Exercise instructions
State how many lines of the records contain the string "Darmstadt", and give no other information.

Start of Input rows

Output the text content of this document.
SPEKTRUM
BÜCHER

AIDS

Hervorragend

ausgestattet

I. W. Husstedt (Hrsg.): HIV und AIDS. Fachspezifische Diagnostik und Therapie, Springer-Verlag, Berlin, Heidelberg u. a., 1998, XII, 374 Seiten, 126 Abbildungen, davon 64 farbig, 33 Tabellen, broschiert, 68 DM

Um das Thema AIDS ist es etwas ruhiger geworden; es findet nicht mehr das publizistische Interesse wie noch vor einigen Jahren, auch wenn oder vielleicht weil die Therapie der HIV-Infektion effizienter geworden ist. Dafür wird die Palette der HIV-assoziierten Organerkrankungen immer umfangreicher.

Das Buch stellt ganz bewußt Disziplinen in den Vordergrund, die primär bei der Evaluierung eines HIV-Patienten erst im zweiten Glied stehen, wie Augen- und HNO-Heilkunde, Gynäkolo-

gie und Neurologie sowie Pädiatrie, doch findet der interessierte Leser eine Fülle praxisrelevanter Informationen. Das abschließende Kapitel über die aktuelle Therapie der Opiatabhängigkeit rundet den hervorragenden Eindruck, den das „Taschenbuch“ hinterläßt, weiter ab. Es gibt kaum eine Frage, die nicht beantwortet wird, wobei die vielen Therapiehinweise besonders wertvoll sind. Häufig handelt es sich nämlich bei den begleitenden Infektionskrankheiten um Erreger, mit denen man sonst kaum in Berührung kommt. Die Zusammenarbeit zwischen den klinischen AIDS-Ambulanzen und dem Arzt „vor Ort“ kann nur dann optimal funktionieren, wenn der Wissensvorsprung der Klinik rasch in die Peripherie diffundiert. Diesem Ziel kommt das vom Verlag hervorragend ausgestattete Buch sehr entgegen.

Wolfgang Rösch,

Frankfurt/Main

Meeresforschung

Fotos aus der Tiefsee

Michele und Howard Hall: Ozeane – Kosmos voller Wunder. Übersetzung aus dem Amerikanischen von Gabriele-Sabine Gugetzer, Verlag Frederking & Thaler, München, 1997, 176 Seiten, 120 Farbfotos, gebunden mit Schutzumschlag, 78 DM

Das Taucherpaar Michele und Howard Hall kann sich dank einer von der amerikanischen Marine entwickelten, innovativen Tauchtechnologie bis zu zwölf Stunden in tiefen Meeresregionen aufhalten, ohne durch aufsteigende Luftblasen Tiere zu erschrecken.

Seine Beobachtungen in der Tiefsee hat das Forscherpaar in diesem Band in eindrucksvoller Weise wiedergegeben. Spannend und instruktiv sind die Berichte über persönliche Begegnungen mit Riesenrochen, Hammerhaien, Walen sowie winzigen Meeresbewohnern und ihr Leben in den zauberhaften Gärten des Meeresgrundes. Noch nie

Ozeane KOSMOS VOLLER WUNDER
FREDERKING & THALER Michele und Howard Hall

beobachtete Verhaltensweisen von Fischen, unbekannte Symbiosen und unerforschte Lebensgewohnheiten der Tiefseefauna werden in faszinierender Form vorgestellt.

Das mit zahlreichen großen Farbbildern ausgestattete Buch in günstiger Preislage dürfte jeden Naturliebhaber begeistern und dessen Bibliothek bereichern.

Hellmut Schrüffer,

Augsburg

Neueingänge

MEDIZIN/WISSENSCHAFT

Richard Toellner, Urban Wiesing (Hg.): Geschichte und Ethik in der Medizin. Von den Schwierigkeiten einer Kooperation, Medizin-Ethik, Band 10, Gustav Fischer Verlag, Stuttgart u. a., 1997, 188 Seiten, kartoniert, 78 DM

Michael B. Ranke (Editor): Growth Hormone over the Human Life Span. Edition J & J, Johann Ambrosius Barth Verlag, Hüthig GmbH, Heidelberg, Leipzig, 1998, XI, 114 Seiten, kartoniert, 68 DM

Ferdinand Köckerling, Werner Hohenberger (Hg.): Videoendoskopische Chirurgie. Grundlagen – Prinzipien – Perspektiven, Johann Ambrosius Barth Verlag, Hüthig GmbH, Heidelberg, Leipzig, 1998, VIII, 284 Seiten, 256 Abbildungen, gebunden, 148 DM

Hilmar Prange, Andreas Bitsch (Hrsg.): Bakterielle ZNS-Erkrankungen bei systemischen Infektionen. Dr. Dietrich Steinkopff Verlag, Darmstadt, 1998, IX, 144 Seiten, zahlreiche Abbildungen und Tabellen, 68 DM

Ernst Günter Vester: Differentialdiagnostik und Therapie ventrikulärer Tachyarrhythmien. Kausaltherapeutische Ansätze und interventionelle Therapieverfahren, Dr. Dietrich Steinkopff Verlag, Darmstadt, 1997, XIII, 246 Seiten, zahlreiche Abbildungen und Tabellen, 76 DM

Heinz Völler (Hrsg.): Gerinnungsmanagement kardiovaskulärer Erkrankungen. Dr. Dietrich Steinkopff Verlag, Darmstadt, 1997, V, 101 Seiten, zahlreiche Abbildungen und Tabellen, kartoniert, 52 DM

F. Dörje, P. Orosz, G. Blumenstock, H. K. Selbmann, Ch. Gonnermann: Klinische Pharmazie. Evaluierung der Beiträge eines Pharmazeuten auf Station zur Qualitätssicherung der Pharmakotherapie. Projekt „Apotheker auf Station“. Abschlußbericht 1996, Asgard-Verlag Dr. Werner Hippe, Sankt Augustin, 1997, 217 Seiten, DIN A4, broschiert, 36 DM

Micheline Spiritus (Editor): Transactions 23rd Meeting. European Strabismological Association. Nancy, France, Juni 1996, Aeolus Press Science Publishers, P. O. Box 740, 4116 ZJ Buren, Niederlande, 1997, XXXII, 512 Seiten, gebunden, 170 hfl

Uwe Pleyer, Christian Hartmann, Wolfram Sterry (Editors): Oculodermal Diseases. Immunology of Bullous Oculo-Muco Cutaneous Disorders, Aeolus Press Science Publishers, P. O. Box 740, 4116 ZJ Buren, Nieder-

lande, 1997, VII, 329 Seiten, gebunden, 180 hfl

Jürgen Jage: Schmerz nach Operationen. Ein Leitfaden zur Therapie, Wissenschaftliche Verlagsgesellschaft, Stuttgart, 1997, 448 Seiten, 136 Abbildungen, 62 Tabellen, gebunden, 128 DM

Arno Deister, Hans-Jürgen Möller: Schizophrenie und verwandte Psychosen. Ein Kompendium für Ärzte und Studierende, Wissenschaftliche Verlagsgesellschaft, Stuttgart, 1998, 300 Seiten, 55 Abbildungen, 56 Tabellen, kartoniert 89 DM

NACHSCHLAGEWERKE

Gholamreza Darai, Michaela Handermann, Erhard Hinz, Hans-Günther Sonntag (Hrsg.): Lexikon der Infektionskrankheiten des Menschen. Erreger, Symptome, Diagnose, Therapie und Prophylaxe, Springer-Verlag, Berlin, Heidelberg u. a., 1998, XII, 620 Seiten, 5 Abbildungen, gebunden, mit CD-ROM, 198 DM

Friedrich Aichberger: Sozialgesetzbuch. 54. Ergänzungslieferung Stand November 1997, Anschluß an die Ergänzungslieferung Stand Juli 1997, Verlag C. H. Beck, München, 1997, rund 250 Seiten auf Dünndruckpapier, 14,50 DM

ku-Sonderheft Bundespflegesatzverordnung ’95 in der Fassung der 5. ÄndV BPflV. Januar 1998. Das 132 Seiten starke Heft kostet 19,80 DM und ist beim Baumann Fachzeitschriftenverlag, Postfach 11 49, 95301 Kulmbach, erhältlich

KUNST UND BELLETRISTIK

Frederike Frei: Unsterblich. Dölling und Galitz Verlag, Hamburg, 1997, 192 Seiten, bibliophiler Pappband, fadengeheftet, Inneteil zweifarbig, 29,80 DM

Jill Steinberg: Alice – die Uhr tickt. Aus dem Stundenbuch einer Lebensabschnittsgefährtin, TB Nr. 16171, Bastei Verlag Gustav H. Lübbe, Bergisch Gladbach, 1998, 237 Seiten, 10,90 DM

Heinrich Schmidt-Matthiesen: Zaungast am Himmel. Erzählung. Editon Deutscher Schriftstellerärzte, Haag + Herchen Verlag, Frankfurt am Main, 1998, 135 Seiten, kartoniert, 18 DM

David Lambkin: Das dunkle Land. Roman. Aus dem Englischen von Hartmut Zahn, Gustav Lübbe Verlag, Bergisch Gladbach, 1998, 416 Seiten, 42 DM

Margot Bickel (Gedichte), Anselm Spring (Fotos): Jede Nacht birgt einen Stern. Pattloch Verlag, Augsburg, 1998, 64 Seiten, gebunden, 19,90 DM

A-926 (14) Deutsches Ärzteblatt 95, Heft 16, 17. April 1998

End of Input rows

Written solution
3